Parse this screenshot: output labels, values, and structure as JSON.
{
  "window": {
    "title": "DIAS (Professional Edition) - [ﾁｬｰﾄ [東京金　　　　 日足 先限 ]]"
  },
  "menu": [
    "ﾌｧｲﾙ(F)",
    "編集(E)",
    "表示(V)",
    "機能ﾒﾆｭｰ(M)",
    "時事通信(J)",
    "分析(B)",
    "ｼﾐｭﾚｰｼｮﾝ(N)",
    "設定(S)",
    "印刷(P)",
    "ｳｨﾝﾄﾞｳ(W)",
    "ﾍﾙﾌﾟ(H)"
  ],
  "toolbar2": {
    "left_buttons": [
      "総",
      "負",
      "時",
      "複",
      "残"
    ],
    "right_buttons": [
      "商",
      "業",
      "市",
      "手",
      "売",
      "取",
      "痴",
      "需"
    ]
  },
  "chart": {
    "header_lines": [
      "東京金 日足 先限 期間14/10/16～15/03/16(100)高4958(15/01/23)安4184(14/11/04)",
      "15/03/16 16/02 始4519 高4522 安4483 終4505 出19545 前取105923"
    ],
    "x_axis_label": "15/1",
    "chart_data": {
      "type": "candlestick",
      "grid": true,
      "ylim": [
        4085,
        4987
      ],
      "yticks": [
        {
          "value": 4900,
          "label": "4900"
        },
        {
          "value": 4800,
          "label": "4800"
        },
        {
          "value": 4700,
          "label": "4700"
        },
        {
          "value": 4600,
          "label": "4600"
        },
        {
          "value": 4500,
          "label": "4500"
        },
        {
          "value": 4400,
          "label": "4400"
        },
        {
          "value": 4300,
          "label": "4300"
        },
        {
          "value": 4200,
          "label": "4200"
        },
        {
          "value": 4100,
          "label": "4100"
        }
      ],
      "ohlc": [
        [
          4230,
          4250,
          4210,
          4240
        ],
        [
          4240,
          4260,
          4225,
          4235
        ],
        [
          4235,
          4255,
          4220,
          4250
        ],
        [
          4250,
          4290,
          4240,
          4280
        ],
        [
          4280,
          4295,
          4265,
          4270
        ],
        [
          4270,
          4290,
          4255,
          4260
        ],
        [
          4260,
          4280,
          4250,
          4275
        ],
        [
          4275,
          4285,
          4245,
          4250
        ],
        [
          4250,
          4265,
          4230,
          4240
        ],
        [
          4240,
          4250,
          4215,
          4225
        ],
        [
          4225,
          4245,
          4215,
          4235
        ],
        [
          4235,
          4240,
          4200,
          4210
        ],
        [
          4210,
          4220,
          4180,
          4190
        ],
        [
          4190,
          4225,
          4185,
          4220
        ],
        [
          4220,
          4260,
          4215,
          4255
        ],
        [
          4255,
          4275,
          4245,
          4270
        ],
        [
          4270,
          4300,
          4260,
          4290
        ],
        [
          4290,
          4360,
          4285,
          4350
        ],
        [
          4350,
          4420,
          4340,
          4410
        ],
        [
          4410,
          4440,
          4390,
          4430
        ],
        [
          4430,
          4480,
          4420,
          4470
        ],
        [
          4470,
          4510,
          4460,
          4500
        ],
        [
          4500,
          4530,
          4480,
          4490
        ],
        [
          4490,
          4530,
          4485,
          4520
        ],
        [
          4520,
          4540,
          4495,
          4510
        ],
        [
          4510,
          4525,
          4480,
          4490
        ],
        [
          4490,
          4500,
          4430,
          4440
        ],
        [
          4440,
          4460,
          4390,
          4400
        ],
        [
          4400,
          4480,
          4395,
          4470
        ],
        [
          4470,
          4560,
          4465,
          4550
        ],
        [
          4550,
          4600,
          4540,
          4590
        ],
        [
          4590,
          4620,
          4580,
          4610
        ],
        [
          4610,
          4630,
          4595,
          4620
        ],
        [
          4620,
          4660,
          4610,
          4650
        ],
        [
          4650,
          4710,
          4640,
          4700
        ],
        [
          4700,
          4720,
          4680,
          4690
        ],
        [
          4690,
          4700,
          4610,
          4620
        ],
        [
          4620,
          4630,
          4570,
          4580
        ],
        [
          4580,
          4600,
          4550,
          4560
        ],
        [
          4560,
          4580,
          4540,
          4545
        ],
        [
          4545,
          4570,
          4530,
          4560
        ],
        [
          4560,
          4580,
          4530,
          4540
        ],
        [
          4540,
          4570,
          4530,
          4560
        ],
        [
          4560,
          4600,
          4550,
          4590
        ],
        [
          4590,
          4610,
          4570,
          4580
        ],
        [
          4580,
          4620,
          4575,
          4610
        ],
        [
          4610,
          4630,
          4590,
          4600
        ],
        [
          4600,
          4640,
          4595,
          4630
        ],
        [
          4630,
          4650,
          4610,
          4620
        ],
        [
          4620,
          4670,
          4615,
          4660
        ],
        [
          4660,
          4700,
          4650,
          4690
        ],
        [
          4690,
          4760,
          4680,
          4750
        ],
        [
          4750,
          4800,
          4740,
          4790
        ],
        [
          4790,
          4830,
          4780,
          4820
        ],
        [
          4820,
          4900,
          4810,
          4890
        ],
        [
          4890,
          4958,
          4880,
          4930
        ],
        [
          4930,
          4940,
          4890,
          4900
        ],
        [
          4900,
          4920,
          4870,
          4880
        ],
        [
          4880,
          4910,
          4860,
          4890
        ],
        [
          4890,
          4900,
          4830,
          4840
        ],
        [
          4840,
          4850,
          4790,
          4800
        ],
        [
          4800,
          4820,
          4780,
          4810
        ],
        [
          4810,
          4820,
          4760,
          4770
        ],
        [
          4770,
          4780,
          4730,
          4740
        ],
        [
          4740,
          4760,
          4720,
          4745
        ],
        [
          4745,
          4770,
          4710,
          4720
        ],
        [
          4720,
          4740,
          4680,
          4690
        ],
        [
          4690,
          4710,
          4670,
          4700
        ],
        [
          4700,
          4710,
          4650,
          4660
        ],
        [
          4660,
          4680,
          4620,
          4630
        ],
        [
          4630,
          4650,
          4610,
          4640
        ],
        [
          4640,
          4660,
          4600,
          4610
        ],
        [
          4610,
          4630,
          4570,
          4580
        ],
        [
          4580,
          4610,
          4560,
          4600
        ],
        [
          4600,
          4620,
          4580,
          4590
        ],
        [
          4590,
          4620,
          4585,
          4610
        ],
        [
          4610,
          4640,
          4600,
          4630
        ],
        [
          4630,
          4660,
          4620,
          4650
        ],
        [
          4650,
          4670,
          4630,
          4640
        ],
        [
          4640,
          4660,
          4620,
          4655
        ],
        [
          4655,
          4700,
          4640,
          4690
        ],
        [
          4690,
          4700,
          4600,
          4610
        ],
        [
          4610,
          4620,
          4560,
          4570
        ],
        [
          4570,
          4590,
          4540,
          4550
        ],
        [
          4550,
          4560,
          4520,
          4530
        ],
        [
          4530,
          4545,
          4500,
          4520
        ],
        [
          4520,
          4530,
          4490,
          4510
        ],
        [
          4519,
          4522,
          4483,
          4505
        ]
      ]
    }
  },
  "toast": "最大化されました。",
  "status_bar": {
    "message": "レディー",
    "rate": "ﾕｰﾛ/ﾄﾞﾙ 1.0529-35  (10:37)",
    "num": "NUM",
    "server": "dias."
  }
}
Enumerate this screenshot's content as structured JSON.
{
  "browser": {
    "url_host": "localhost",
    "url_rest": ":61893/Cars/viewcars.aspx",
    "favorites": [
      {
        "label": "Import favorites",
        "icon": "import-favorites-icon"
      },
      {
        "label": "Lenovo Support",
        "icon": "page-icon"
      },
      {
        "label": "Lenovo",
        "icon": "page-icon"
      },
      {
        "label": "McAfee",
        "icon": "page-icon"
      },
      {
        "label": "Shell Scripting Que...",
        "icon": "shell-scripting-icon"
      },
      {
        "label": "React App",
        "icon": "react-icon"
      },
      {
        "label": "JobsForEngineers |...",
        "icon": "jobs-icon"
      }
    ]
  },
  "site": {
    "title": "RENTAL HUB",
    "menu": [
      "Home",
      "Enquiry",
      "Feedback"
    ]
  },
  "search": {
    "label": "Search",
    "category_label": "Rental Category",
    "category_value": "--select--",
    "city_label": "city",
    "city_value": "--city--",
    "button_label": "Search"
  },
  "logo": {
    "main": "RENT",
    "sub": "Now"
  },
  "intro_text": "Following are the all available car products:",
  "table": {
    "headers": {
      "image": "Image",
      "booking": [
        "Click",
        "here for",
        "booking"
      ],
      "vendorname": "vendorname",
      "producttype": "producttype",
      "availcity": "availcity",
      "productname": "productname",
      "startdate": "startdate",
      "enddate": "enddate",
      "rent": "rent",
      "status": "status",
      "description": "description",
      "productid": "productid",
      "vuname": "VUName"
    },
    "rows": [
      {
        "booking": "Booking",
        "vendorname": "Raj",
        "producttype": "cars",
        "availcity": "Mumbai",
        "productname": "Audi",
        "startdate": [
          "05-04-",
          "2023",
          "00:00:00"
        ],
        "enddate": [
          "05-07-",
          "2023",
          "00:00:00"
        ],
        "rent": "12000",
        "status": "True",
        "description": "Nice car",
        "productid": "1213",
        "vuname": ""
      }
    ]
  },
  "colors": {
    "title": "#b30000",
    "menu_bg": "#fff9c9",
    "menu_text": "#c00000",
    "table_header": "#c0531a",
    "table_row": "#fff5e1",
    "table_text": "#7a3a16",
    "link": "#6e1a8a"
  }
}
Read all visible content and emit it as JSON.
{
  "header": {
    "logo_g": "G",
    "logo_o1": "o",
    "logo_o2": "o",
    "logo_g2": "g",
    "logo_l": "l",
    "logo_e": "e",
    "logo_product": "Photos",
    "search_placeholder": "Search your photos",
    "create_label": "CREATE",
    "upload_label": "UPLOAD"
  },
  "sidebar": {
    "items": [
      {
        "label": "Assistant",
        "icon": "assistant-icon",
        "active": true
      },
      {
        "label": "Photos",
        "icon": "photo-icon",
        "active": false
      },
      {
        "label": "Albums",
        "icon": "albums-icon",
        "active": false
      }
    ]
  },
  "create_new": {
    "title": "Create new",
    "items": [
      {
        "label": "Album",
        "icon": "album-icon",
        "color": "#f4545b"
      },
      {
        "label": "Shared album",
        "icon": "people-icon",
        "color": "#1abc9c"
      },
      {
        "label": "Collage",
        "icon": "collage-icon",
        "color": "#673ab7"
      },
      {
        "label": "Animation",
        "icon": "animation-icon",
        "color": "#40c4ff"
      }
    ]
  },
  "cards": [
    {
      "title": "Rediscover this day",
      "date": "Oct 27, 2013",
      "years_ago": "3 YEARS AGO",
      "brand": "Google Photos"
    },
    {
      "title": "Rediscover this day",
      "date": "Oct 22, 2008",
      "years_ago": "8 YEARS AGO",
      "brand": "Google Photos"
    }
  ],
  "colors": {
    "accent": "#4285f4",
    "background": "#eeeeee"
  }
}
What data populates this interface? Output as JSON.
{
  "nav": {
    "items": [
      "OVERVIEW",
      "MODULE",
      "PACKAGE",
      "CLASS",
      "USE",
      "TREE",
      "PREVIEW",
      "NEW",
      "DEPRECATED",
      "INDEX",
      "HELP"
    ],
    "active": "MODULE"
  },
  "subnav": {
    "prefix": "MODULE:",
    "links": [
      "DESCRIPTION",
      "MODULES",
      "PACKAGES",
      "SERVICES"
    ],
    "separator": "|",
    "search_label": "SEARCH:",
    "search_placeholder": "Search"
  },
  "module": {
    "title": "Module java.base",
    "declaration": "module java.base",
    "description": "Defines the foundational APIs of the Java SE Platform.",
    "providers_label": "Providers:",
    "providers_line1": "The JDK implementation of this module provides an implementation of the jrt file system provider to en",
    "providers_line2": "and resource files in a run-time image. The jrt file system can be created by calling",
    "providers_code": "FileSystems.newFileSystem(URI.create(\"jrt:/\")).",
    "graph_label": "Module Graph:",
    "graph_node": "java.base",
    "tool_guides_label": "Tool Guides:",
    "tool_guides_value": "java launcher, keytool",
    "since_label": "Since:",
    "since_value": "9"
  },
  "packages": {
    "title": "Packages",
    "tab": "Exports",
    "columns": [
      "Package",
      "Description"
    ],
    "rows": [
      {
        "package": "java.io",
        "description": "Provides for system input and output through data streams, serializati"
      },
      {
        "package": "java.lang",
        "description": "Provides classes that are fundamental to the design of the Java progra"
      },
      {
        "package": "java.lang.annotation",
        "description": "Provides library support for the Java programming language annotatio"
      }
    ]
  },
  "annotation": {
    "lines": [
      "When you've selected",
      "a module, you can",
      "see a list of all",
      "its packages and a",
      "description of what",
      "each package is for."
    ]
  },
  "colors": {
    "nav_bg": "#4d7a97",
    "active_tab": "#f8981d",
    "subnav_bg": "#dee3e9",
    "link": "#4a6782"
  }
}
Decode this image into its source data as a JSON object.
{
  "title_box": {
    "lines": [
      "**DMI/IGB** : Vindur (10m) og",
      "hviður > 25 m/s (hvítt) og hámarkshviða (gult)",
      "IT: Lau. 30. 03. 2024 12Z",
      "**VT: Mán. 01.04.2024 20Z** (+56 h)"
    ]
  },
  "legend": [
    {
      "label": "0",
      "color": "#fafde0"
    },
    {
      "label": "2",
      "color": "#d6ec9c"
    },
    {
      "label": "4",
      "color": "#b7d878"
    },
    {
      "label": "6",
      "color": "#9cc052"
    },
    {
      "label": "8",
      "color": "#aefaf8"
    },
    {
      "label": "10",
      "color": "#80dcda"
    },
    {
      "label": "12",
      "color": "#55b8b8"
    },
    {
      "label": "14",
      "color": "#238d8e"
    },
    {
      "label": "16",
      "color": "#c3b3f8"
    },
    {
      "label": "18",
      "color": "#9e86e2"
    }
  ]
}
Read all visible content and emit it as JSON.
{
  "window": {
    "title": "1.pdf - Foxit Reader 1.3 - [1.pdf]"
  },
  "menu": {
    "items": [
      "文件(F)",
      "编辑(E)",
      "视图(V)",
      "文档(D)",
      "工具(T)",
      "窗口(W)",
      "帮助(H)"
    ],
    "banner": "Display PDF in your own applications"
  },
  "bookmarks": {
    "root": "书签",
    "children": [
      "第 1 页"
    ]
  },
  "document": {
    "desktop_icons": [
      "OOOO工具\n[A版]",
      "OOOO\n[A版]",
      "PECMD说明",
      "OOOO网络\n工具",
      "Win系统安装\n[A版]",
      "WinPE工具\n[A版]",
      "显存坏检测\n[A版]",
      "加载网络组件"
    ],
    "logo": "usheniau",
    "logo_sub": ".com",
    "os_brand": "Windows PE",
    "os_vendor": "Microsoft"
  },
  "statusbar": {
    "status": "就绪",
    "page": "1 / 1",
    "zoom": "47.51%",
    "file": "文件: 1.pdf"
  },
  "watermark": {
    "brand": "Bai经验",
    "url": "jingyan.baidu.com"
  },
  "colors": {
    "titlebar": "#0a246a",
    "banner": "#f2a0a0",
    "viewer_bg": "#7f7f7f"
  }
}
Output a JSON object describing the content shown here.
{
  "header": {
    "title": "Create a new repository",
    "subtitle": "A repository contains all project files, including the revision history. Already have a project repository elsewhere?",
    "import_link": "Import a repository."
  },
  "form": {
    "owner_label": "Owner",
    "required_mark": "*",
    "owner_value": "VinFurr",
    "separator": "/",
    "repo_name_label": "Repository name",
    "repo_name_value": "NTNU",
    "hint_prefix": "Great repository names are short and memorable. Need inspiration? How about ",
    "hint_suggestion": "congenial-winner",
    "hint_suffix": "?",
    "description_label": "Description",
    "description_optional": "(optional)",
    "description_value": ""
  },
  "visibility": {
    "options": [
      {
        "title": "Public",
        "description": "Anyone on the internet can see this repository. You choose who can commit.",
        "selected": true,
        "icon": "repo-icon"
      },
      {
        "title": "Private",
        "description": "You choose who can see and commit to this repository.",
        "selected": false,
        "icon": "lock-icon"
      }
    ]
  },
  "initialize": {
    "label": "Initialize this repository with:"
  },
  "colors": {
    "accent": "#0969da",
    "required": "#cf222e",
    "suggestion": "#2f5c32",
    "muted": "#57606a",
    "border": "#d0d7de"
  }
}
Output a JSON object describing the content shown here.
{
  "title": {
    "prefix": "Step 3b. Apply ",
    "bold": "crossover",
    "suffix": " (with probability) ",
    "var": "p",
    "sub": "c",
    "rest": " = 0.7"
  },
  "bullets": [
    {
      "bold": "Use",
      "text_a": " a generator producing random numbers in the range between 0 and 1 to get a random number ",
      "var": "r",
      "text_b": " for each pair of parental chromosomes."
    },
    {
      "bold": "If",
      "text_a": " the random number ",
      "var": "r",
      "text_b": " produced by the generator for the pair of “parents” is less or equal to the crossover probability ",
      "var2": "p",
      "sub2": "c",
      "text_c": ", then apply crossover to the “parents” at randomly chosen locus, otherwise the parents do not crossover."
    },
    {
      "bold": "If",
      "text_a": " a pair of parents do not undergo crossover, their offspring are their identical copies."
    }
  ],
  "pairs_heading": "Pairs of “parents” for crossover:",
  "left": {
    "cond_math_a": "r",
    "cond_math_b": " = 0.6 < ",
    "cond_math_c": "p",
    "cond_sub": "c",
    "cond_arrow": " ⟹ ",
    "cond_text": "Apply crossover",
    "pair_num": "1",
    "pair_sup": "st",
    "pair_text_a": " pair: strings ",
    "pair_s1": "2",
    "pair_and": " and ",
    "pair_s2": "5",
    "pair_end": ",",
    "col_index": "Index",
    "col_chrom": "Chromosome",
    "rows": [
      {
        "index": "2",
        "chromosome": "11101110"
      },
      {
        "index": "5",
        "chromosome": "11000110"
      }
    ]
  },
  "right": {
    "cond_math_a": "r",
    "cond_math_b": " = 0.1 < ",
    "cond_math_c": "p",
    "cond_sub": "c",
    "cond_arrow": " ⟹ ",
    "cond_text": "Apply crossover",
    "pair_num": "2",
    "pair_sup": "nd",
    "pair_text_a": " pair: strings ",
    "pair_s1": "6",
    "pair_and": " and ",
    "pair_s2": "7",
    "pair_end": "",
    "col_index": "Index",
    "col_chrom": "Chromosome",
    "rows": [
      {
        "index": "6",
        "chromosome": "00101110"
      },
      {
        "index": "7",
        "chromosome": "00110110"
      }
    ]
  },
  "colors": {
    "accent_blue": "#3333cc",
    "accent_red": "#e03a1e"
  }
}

AIM OF THE TASK »
Look through the entries above; copy every line holding the string "productname".

OUTPUT OF THE EXERCISE »
      "productname": "productname",
        "productname": "Audi",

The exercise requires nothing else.